Rows from a figure dataset:
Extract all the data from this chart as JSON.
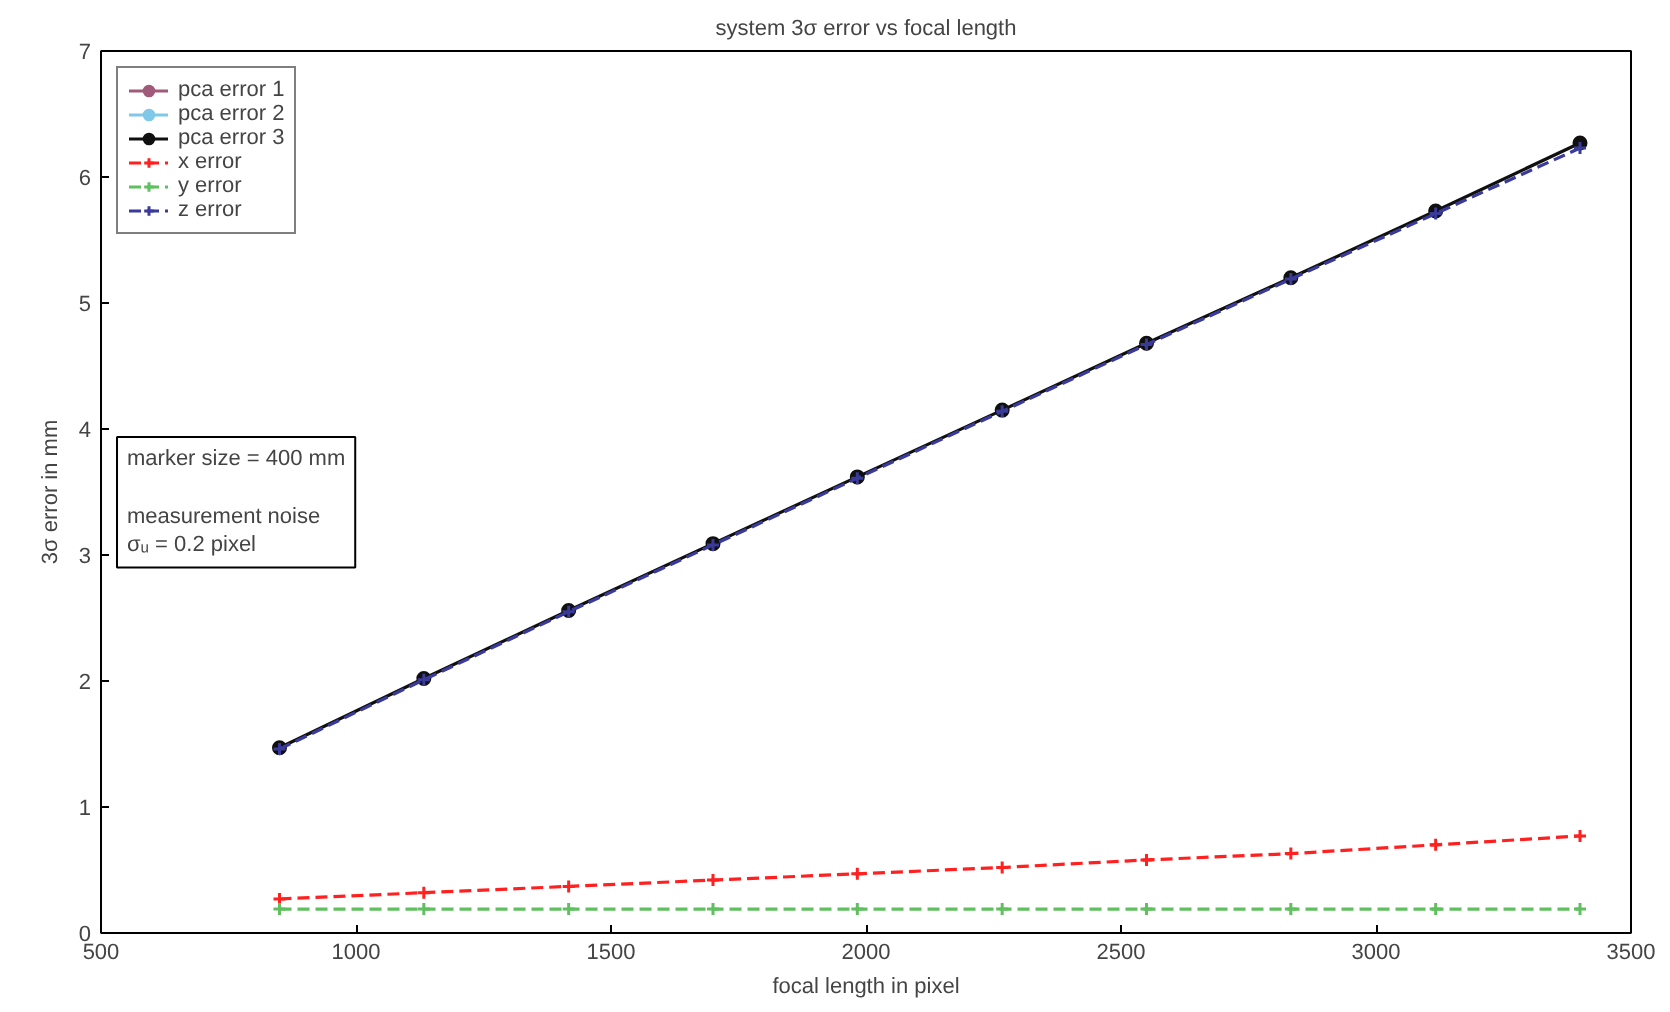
{
  "chart_data": {
    "type": "line",
    "title": "system 3σ error vs focal length",
    "xlabel": "focal length in pixel",
    "ylabel": "3σ error in mm",
    "x": [
      850,
      1133,
      1417,
      1700,
      1983,
      2267,
      2550,
      2833,
      3117,
      3400
    ],
    "series": [
      {
        "name": "pca error 1",
        "color": "#a05a7a",
        "marker": "circle",
        "line_style": "solid",
        "values": [
          null,
          null,
          null,
          null,
          null,
          null,
          null,
          null,
          null,
          null
        ]
      },
      {
        "name": "pca error 2",
        "color": "#80c8e8",
        "marker": "circle",
        "line_style": "solid",
        "values": [
          null,
          null,
          null,
          null,
          null,
          null,
          null,
          null,
          null,
          null
        ]
      },
      {
        "name": "pca error 3",
        "color": "#101010",
        "marker": "circle",
        "line_style": "solid",
        "values": [
          1.47,
          2.02,
          2.56,
          3.09,
          3.62,
          4.15,
          4.68,
          5.2,
          5.73,
          6.27
        ]
      },
      {
        "name": "x error",
        "color": "#ff2020",
        "marker": "cross",
        "line_style": "dashed",
        "values": [
          0.27,
          0.32,
          0.37,
          0.42,
          0.47,
          0.52,
          0.58,
          0.63,
          0.7,
          0.77
        ]
      },
      {
        "name": "y error",
        "color": "#60c060",
        "marker": "cross",
        "line_style": "dashed",
        "values": [
          0.19,
          0.19,
          0.19,
          0.19,
          0.19,
          0.19,
          0.19,
          0.19,
          0.19,
          0.19
        ]
      },
      {
        "name": "z error",
        "color": "#3a3a9a",
        "marker": "cross",
        "line_style": "dashed",
        "values": [
          1.46,
          2.01,
          2.55,
          3.08,
          3.61,
          4.14,
          4.67,
          5.19,
          5.71,
          6.23
        ]
      }
    ],
    "xlim": [
      500,
      3500
    ],
    "xticks": [
      500,
      1000,
      1500,
      2000,
      2500,
      3000,
      3500
    ],
    "ylim": [
      0,
      7
    ],
    "yticks": [
      0,
      1,
      2,
      3,
      4,
      5,
      6,
      7
    ],
    "grid": false,
    "legend": "top left",
    "annotations": [
      "marker size = 400 mm\n\nmeasurement noise\nσᵤ = 0.2 pixel"
    ]
  }
}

▸ WHAT YOU SHOULD DO
Copy out every line in the listing where the word "error" appears.

▸ SOLUTION
    "title": "system 3σ error vs focal length",
    "ylabel": "3σ error in mm",
        "name": "pca error 1",
        "name": "pca error 2",
        "name": "pca error 3",
        "name": "x error",
        "name": "y error",
        "name": "z error",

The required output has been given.